◆ REQUIRED WORK ◆
Take from the listing each line that has the string "Tools".

◆ STORED DATA ◆
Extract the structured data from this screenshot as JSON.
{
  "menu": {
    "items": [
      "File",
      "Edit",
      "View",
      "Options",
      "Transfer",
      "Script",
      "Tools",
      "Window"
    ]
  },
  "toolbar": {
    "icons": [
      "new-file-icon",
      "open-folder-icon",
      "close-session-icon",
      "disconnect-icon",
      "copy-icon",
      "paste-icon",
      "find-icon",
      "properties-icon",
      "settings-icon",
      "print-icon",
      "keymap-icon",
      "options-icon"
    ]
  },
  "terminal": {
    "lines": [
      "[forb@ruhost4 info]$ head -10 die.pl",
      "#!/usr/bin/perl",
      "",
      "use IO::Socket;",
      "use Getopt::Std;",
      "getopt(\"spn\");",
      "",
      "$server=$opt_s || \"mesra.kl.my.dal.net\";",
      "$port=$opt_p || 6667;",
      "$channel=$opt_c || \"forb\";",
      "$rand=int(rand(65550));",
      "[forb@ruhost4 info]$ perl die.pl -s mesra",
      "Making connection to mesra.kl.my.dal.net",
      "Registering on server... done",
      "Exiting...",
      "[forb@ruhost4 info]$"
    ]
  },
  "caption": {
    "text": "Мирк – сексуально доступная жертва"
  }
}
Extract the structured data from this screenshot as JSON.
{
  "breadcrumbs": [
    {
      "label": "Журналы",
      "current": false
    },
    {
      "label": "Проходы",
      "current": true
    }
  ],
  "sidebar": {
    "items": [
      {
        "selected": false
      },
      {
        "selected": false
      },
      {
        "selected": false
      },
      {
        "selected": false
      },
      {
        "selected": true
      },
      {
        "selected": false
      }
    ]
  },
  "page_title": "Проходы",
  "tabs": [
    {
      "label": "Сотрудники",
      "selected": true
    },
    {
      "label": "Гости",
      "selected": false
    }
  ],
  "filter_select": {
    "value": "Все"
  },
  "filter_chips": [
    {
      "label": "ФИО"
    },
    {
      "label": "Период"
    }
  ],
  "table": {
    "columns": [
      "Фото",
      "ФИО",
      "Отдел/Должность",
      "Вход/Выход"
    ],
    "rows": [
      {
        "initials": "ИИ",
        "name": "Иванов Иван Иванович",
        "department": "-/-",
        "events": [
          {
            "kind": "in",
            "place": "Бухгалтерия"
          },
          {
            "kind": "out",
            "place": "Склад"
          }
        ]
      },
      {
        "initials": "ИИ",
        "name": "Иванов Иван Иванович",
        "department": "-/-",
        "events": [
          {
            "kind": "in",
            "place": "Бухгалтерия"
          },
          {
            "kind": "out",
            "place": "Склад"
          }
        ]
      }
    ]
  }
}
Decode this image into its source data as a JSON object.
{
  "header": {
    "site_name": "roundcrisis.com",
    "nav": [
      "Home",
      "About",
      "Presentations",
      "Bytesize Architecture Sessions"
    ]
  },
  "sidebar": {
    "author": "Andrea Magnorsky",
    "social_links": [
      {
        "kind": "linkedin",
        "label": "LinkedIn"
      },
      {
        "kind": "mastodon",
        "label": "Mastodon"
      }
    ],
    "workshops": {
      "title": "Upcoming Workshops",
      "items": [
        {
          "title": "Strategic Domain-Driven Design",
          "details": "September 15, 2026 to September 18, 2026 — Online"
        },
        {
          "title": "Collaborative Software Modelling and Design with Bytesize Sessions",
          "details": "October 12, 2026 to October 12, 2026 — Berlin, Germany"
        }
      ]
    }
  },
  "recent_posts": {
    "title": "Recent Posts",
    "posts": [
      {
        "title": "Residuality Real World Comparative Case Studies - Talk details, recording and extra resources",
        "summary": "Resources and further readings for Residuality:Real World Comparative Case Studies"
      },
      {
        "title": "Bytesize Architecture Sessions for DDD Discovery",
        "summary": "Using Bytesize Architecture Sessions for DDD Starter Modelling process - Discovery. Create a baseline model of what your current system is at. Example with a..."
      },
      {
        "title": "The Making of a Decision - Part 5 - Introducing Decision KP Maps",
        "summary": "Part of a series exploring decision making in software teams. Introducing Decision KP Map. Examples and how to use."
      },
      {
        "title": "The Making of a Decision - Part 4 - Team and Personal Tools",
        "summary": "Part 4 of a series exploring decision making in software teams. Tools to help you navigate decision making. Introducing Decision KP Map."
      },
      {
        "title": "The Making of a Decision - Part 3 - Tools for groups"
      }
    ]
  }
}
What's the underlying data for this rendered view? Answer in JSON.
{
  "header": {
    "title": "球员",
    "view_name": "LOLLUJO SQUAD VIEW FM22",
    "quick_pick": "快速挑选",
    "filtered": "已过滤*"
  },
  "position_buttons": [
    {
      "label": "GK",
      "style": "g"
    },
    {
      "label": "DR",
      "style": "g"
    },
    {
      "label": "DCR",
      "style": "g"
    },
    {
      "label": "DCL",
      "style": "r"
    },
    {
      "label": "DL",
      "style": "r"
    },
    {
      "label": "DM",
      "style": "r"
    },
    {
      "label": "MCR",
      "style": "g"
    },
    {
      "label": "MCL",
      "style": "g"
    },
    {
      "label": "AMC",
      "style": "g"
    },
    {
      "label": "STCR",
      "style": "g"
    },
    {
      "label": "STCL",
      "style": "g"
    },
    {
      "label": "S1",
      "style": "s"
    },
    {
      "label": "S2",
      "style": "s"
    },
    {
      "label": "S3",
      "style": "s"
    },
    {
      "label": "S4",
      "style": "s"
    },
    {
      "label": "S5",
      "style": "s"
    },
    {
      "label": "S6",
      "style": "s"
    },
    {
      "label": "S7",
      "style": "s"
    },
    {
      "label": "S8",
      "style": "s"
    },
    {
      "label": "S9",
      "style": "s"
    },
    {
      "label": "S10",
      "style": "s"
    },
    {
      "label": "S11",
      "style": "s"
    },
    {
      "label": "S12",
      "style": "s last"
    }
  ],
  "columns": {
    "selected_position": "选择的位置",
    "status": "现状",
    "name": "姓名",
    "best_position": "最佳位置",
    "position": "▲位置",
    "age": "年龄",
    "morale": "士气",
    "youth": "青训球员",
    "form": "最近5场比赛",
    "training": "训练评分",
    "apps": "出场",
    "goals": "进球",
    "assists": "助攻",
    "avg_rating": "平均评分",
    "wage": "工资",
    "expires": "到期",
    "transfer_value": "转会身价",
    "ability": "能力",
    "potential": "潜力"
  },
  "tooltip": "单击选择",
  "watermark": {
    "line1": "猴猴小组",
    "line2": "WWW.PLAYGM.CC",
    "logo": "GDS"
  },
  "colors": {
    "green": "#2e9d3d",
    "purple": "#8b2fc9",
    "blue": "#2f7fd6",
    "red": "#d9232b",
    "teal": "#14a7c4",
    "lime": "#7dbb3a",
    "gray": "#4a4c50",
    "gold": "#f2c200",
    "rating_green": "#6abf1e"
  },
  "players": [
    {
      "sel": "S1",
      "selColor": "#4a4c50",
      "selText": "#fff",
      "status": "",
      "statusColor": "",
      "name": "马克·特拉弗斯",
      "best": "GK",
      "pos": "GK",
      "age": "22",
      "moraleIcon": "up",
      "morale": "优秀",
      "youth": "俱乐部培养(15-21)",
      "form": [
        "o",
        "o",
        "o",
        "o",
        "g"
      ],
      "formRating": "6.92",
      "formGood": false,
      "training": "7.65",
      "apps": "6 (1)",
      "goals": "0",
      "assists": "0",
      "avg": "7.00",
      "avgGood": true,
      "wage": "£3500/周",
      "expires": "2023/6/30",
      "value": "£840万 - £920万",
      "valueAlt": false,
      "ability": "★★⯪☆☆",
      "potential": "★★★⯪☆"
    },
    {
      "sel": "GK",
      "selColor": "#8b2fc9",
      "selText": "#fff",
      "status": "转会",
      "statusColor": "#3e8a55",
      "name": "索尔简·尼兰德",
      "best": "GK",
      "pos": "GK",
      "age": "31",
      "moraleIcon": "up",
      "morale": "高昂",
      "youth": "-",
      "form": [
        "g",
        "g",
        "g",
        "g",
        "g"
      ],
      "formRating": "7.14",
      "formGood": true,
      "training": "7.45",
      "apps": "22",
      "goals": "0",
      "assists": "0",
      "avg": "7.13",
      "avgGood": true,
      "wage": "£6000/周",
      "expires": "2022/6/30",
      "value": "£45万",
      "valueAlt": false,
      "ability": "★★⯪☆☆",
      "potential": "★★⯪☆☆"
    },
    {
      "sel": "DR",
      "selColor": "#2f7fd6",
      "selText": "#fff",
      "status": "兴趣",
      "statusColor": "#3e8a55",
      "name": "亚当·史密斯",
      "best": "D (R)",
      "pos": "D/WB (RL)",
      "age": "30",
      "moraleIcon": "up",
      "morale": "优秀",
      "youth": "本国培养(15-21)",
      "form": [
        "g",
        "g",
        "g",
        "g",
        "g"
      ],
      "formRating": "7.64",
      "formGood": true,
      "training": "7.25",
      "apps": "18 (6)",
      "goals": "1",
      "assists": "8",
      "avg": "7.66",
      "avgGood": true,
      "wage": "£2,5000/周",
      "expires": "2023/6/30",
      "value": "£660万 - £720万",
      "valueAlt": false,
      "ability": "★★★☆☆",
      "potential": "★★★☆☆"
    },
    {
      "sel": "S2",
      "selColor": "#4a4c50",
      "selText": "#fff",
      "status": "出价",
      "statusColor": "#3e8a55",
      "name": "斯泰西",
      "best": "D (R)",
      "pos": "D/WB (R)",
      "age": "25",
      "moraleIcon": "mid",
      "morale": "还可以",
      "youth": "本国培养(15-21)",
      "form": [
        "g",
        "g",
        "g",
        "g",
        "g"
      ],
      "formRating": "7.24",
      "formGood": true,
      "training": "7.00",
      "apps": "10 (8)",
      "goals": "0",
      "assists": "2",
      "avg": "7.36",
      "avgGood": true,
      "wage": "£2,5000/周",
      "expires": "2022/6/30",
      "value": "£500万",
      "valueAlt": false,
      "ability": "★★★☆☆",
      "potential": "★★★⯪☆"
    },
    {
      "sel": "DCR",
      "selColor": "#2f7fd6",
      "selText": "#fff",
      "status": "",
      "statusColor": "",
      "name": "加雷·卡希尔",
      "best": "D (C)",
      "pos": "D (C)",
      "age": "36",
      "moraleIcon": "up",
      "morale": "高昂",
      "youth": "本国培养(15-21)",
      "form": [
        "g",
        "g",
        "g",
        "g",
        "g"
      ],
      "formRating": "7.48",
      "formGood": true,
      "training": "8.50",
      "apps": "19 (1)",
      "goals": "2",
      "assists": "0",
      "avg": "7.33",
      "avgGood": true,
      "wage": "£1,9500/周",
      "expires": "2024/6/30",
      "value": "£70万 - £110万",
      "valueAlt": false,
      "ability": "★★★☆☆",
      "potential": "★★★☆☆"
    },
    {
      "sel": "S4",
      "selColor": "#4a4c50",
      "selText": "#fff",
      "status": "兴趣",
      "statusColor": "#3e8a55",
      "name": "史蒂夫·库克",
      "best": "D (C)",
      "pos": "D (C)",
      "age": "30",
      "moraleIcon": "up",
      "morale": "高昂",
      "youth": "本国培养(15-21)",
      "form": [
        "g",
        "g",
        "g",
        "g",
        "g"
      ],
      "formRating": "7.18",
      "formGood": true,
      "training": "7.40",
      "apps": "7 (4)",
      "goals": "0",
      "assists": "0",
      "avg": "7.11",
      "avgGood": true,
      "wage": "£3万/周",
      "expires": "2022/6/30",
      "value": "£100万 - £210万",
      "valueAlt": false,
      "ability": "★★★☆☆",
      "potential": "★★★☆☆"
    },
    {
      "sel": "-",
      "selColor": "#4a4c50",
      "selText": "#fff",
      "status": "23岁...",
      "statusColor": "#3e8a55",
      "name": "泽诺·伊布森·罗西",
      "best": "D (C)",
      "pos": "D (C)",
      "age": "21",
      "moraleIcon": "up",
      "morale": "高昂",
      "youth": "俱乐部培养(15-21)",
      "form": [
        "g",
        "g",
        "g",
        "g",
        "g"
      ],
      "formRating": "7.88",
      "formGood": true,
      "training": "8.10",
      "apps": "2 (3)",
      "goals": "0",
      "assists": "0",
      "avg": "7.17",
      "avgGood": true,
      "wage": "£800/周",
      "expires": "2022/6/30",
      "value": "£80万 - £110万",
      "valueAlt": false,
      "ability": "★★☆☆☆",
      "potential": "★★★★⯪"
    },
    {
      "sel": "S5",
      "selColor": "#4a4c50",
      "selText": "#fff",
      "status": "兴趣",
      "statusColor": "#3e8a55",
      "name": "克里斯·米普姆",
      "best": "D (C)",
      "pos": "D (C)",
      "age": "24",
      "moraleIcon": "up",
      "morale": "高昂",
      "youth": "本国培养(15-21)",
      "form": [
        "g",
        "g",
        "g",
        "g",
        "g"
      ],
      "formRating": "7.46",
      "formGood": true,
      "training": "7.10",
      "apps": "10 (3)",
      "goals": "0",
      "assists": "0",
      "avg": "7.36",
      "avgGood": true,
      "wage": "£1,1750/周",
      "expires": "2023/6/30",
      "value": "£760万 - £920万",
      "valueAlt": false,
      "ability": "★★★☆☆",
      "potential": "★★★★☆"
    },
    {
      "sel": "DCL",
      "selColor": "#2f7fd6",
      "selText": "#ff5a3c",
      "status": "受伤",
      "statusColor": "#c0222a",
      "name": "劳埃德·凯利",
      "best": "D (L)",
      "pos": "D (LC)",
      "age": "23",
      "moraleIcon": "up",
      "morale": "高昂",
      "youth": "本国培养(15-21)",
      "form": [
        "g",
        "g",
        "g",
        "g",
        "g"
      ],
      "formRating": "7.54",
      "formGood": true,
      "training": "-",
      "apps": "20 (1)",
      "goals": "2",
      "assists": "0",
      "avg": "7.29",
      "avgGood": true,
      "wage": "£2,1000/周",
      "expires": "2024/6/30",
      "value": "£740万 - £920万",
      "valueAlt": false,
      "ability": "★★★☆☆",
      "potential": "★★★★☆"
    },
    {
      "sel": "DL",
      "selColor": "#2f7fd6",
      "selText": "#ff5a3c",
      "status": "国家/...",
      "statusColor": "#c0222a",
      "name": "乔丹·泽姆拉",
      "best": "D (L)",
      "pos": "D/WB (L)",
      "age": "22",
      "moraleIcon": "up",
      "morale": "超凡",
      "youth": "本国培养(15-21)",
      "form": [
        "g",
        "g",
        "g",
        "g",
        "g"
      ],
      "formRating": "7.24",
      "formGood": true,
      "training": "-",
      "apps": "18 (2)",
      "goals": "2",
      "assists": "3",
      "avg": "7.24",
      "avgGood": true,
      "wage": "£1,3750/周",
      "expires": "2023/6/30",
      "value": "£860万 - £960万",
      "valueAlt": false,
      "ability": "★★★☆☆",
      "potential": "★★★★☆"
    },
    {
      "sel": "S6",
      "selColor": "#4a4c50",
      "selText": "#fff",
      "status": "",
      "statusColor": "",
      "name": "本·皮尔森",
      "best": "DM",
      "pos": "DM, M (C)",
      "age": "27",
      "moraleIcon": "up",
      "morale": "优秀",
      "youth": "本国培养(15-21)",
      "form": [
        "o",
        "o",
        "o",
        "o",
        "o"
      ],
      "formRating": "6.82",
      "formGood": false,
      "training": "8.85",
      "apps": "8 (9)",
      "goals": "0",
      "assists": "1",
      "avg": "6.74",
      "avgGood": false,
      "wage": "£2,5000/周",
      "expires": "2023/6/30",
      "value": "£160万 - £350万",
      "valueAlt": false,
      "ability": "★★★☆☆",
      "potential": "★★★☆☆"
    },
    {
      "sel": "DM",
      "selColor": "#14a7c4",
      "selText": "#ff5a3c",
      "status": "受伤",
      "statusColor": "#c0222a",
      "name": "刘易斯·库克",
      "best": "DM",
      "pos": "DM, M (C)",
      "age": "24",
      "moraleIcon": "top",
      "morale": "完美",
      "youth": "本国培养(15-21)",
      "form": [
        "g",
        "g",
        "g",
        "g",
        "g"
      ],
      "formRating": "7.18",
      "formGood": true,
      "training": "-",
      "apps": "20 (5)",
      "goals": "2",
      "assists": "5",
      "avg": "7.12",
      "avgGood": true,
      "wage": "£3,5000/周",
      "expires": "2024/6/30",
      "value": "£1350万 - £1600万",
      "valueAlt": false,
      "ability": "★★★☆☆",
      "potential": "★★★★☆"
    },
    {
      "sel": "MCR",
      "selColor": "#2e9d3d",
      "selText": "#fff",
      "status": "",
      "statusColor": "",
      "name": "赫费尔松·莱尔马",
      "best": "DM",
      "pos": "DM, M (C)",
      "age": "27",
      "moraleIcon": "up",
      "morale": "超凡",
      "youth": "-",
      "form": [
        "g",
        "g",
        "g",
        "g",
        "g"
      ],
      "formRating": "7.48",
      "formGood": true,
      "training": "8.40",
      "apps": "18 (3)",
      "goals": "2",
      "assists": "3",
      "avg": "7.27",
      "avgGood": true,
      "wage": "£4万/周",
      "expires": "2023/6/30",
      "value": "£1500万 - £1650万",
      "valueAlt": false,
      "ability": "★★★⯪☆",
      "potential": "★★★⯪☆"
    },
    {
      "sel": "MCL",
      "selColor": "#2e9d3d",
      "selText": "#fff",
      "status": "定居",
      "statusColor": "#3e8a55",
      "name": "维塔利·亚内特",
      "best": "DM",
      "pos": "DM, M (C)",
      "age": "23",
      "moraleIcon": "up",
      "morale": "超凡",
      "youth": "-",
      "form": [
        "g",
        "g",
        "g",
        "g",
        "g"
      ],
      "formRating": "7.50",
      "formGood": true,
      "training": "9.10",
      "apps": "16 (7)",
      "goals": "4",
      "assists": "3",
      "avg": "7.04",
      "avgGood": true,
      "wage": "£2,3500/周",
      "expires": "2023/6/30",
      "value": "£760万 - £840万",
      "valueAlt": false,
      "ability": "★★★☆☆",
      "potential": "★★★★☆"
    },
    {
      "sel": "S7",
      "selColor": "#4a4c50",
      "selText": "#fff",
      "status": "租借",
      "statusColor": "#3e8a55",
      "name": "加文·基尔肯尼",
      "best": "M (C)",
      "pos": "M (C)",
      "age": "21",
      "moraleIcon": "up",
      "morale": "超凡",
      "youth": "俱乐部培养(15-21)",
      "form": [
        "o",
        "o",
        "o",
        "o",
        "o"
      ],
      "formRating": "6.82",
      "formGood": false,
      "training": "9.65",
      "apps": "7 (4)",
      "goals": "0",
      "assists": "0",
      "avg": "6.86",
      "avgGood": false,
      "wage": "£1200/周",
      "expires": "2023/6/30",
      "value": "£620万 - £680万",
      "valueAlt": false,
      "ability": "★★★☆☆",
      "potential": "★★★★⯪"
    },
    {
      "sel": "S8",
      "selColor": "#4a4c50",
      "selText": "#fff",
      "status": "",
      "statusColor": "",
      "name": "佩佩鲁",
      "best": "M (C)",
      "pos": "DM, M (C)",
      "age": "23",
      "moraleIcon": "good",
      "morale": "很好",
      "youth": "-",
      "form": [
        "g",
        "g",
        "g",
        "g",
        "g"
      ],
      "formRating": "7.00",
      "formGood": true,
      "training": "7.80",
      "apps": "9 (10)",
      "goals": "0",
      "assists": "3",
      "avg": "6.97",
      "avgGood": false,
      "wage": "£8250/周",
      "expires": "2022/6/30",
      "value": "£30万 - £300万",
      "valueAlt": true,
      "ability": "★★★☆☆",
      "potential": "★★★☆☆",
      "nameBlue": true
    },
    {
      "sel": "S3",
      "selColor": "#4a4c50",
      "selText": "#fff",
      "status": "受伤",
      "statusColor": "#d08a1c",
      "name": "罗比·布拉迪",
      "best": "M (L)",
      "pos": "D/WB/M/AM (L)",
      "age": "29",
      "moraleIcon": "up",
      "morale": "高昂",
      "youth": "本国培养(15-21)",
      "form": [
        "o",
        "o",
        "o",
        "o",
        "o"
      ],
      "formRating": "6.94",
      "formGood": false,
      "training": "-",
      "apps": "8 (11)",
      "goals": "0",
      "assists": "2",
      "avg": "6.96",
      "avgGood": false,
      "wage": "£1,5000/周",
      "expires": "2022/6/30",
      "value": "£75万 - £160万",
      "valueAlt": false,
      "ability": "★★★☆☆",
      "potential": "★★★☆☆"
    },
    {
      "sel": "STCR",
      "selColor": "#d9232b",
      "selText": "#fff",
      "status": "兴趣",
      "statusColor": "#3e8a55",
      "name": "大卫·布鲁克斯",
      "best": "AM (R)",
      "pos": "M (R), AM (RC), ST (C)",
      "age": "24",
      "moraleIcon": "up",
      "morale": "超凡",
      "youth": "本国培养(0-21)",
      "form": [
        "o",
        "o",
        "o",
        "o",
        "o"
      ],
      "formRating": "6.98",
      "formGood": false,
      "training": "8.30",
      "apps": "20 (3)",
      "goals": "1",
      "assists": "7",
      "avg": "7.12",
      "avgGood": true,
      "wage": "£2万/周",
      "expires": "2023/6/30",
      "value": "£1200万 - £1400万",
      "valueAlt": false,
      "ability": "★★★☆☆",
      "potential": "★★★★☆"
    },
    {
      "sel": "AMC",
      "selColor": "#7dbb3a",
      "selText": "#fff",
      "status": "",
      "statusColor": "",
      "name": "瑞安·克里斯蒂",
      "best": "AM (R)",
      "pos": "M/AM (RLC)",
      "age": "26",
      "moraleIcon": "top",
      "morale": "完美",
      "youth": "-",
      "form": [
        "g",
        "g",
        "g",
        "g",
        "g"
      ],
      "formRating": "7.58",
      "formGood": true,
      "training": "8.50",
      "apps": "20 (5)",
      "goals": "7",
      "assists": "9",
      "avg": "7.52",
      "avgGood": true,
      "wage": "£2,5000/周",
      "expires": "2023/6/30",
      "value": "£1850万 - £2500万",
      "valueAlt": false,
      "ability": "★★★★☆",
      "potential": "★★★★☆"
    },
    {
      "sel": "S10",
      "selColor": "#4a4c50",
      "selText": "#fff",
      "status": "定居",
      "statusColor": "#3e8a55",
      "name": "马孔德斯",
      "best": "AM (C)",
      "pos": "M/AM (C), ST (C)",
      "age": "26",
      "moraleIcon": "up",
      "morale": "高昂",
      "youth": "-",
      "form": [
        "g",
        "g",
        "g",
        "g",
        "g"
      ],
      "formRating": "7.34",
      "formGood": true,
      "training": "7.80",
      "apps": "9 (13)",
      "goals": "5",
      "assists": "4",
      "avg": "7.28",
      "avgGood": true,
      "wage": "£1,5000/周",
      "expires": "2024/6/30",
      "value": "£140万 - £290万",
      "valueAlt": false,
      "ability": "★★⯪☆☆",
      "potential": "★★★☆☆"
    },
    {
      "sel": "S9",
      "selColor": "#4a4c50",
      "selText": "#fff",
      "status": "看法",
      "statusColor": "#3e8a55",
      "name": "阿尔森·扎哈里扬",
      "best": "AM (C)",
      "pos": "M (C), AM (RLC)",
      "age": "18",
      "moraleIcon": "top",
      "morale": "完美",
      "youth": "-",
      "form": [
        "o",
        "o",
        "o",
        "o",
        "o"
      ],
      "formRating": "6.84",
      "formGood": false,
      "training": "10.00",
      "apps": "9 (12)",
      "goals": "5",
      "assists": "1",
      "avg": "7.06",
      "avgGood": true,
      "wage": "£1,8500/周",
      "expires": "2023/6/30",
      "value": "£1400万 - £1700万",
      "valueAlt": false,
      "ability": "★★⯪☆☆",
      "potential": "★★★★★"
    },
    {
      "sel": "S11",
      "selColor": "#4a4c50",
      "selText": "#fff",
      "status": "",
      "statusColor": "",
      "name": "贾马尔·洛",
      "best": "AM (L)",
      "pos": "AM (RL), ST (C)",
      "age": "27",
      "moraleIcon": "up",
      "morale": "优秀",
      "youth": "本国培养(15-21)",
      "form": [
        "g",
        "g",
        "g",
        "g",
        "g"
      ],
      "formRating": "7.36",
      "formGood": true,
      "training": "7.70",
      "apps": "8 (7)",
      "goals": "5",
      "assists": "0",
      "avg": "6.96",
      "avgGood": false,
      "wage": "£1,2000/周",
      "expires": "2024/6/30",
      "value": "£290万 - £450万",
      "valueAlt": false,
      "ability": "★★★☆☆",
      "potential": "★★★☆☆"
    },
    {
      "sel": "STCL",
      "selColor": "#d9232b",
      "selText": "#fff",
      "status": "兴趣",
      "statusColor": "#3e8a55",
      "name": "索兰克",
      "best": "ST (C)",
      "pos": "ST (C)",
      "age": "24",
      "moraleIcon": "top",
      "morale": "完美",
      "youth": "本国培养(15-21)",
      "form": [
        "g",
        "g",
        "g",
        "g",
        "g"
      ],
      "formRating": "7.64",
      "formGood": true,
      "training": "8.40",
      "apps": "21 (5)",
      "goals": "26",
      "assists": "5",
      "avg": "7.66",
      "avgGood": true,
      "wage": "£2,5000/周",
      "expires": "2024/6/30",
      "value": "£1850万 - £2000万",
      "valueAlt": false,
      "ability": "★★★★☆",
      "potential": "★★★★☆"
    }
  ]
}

◆ COMPLETE OUTPUT ◆
      "Tools",
        "title": "The Making of a Decision - Part 4 - Team and Personal Tools",
        "summary": "Part 4 of a series exploring decision making in software teams. Tools to help you navigate decision making. Introducing Decision KP Map."
        "title": "The Making of a Decision - Part 3 - Tools for groups"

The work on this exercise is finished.